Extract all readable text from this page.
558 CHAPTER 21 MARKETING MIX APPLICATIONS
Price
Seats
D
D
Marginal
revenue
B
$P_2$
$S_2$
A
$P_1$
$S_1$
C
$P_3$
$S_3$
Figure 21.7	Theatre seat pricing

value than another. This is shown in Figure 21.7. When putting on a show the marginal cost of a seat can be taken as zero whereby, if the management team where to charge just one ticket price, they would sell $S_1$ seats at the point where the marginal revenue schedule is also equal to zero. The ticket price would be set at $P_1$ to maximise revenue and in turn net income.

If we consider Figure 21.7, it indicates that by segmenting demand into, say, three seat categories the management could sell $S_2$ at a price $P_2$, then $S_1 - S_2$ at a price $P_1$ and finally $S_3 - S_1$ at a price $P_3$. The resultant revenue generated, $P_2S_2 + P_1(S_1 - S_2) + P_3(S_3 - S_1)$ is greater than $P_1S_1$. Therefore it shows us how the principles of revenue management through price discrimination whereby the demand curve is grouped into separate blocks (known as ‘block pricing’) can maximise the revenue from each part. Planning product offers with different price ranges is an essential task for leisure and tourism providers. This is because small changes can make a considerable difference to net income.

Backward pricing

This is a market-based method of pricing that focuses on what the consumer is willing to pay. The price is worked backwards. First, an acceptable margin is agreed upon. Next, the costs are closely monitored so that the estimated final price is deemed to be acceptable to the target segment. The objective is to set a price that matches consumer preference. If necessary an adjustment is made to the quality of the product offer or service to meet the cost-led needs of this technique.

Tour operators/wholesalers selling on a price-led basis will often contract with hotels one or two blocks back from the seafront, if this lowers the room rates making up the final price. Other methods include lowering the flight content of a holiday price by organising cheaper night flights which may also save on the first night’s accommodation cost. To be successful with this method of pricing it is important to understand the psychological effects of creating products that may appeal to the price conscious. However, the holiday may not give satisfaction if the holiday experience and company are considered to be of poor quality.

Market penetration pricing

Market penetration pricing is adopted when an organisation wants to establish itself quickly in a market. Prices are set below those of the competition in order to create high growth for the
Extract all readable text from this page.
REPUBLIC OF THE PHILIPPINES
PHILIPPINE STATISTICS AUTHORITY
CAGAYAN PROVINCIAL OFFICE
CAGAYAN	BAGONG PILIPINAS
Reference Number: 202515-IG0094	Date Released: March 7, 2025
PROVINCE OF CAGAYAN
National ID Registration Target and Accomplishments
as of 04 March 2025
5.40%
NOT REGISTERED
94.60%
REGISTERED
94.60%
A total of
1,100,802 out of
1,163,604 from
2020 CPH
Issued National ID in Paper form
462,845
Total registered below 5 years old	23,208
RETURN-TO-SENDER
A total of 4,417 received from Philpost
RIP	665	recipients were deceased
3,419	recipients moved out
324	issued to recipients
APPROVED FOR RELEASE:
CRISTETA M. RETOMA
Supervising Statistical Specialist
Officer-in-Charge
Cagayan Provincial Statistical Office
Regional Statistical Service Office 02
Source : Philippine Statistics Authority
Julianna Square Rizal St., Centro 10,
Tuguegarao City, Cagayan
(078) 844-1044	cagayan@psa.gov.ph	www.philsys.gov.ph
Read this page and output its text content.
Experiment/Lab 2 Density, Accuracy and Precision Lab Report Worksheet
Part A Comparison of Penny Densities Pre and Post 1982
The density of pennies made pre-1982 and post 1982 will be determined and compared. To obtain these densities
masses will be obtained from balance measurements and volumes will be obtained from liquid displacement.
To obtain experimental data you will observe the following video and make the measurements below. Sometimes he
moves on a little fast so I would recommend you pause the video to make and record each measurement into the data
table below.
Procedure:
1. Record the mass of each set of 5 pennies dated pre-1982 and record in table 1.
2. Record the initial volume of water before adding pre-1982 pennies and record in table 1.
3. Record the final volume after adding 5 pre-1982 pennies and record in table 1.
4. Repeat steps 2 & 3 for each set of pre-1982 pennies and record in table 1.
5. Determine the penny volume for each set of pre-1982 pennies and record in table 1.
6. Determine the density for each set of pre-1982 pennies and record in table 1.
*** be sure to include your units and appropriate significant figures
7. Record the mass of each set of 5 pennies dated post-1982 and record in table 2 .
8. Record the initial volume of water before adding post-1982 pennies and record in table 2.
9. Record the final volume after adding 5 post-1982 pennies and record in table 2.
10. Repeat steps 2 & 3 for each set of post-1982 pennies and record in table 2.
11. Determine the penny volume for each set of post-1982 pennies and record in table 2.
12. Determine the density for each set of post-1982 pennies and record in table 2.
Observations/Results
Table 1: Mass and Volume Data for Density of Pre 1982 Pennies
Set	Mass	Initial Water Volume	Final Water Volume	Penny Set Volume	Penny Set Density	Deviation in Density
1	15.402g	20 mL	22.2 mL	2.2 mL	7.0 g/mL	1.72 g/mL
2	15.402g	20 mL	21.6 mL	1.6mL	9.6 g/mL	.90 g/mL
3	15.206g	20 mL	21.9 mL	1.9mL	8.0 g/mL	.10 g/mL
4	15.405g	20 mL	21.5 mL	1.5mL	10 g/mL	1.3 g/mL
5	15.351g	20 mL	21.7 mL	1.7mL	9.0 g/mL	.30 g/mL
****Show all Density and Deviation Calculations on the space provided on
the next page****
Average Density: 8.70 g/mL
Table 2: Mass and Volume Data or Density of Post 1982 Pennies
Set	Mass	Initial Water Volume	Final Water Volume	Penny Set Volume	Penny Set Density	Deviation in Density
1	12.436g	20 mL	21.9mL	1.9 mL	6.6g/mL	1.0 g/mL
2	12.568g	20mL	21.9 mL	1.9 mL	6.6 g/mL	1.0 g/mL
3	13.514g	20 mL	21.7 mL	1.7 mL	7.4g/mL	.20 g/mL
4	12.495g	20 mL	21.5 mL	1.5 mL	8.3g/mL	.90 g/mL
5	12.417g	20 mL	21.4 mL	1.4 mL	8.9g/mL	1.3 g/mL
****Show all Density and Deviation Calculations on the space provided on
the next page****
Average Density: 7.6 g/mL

» Your task:
Copy each line of the listing that holds the word "Repeat".

» Response:
4. Repeat steps 2 & 3 for each set of pre-1982 pennies and record in table 1.
10. Repeat steps 2 & 3 for each set of post-1982 pennies and record in table 2.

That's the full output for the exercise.